_Exercise material_
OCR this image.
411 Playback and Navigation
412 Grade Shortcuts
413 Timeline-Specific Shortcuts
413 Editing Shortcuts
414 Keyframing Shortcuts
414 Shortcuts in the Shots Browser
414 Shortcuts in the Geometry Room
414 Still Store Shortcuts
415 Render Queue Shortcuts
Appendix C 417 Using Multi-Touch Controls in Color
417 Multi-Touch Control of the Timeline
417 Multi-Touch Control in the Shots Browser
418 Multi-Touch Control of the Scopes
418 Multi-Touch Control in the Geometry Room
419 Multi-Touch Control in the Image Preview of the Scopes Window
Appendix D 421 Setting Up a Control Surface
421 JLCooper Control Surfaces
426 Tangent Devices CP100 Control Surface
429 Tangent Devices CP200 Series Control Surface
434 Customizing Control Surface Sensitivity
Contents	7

_Exercise objective_
Write the material out again word for word.

_Reply to the task_
OCR this image.
411 Playback and Navigation
412 Grade Shortcuts
413 Timeline-Specific Shortcuts
413 Editing Shortcuts
414 Keyframing Shortcuts
414 Shortcuts in the Shots Browser
414 Shortcuts in the Geometry Room
414 Still Store Shortcuts
415 Render Queue Shortcuts
Appendix C 417 Using Multi-Touch Controls in Color
417 Multi-Touch Control of the Timeline
417 Multi-Touch Control in the Shots Browser
418 Multi-Touch Control of the Scopes
418 Multi-Touch Control in the Geometry Room
419 Multi-Touch Control in the Image Preview of the Scopes Window
Appendix D 421 Setting Up a Control Surface
421 JLCooper Control Surfaces
426 Tangent Devices CP100 Control Surface
429 Tangent Devices CP200 Series Control Surface
434 Customizing Control Surface Sensitivity
Contents	7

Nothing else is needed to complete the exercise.